Текст |
Потребность обратиться к изначальной стройке миросозерцания для того, чтобы в нем почерпнуть смысл и волю к реальному действованию, в настоящее время велика и настоятельна. Сами большевики, несмотря на все попытки пресечь исторические корни и традиции России и умертвить русский примитив и автогенезис, помимо личной воли, со всей силой воскрешают религиозно-исторический образ России, заставляют наново проследить и понять все исторические ряды и цепи событий русского прошлого и вдохновиться их первоначалами.
В установке на творческий примитивизм, являющийся ныне в силу самих событий русской катастрофы единственно плодотворной формой миросозерцания, должны быть выявлены обе его обращенности – в сторону религиозной первоосновности и государственного конструиктивизма. Ибо два опыта даны революцией как живые отражения первичных наделенностей России – опыт богоборчества и боговидения и опыт стихийной смуты, однако величайшего государственного значения. Всячески отвергая вульгарно-расчетливое посягательство на ценность веры, следует, однако, признать, что сама природа, качество, смысл и значение событий, переживаемых ныне, делают необходимыми пересечение планов практической действенности и созерцательной религиозности; современные, каждодневные явления выходят за строй понятий формальной политики и социологии.
Бывают эпохи боговосприимчивые, и бывают эпохи глухие. В наше время как бы истончились покровы, лежащие между сферой земной и провиденциальной и реально чувствуется зависимость мира от иноприродных ему сил. Религиозный опыт, можно прямо сказать, доступен в наши дни всякому, кто хоть сколько-нибудь пристально оглядывается вокруг себя. И если европейский запад уже не в силах поднять религиозное возрождение в масштабах широкого массового движения, если самое «стремление к согласию», по-видимому, там исчезло, то тем неотложнее поставляется перед Россией задача осознания своего исключительного, полученного в катастрофе революции духовного опыта, нахождения для него верных слов и обращения в широкое деяние новой «эпохи веры». Этот опыт заставляет прежде всего всех сколько-нибудь духовно окрепших выйти из замкнутого круга лично-интимного боговосприятия в сферу общей религиозной действенности. Одно лишь нарастание примитивно-религиозной стихии исповеднических сил, которыми строится метаистория, пластически воплощаясь в образах и событиях, в коих чудесное и благодатное неразрывно связуется с простым и реальным, может обусловить средоточие воли, нужной для преодоления революции и вытравления всего ее зла…
Русское православие всегда тяготело к внешне вещественному самораскрытию, не получая, однако, в этом смысле культурно-сознательной санкции. Наоборот, русское просветительство всячески боролось и уличало обрядоверие и ритуальные «излишества» русского бытостроительства. Но теперь с полной ясностью определилась вся роковая опасность безликой, аморфной и антипластичной цивилизации, которая неминуемо ведет ко всеобщей дезинтеграции, являющейся основной базой религиозного бездушия и нового иконоборчества. Поэтому перед русскими богословией и философией культуры (в русском духовном типе обе эти дисциплины в своих первоисточниках особенно близки друг другу), наряду с усилием богословско-спекулятивного интеллекта встает особая задача раскрытия законов конкретной реализации религиозного опыта, а в связи с этим и оправдание т. наз. религиозного материализма русского православия и обоснование его внутреннего смысла и социального значения (благого прагматизма).

Приведённый материал |
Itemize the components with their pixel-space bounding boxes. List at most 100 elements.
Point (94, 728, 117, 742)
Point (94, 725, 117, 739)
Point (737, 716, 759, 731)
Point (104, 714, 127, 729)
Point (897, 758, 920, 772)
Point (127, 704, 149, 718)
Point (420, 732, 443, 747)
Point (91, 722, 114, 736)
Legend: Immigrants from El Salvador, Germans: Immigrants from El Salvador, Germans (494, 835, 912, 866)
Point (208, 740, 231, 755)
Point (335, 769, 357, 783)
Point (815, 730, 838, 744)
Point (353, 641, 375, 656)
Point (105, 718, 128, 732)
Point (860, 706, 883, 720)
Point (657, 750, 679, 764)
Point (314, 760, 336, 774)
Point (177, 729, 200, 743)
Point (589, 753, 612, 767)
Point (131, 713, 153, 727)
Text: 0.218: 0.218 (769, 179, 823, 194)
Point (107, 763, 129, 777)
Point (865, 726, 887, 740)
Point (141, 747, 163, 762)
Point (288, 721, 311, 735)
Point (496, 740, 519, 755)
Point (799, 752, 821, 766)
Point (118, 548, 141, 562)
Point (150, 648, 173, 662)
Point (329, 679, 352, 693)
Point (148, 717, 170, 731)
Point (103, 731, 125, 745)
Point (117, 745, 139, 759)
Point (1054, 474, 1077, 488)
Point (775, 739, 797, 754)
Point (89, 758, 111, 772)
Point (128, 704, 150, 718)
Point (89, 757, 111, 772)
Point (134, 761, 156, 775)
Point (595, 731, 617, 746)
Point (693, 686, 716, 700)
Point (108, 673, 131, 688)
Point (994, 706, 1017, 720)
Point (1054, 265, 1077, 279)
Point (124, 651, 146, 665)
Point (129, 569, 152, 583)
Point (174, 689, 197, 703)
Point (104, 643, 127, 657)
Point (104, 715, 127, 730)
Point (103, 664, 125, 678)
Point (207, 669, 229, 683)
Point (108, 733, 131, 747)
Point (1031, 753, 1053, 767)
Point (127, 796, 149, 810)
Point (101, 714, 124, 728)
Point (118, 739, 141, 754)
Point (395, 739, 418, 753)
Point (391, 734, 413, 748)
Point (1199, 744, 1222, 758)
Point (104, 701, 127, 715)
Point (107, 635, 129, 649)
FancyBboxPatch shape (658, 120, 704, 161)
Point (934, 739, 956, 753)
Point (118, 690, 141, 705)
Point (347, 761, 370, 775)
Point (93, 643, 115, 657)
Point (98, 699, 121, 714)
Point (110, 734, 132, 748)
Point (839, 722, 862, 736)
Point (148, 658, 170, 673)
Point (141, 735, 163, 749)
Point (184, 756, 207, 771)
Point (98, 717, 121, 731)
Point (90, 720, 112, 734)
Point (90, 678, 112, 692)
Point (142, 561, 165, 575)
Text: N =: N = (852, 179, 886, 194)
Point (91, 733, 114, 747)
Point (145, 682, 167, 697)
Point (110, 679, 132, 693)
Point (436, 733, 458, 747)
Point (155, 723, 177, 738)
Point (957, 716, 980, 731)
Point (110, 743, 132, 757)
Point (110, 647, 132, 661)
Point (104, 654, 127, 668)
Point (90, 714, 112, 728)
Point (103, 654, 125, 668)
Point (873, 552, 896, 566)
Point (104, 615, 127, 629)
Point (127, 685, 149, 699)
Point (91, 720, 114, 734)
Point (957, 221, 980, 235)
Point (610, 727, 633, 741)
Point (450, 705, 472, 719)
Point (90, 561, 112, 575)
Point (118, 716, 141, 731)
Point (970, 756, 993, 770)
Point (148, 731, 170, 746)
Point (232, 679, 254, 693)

Задание 1 | Воспроизведите без изменений отрывок из текста о религиозном опыте России от «Потребность обратиться к» до «вдохновиться их первоначалами.».
Задание 2 | Перепишите в виде таблицы Markdown с колонками «Номер» и «Строка» строки листинга с самой первой по строку с «Point (177, 729, 200, 743)» включительно, пропустив пустые строки.
Текст и листинг никак не связаны между собой.

Ответ 1 |
Потребность обратиться к изначальной стройке миросозерцания для того, чтобы в нем почерпнуть смысл и волю к реальному действованию, в настоящее время велика и настоятельна. Сами большевики, несмотря на все попытки пресечь исторические корни и традиции России и умертвить русский примитив и автогенезис, помимо личной воли, со всей силой воскрешают религиозно-исторический образ России, заставляют наново проследить и понять все исторические ряды и цепи событий русского прошлого и вдохновиться их первоначалами.

Ответ 2 |
| Номер | Строка |
|---|---|
| 1 | Itemize the components with their pixel-space bounding boxes. List at most 100 elements. |
| 2 | Point (94, 728, 117, 742) |
| 3 | Point (94, 725, 117, 739) |
| 4 | Point (737, 716, 759, 731) |
| 5 | Point (104, 714, 127, 729) |
| 6 | Point (897, 758, 920, 772) |
| 7 | Point (127, 704, 149, 718) |
| 8 | Point (420, 732, 443, 747) |
| 9 | Point (91, 722, 114, 736) |
| 10 | Legend: Immigrants from El Salvador, Germans: Immigrants from El Salvador, Germans (494, 835, 912, 866) |
| 11 | Point (208, 740, 231, 755) |
| 12 | Point (335, 769, 357, 783) |
| 13 | Point (815, 730, 838, 744) |
| 14 | Point (353, 641, 375, 656) |
| 15 | Point (105, 718, 128, 732) |
| 16 | Point (860, 706, 883, 720) |
| 17 | Point (657, 750, 679, 764) |
| 18 | Point (314, 760, 336, 774) |
| 19 | Point (177, 729, 200, 743) |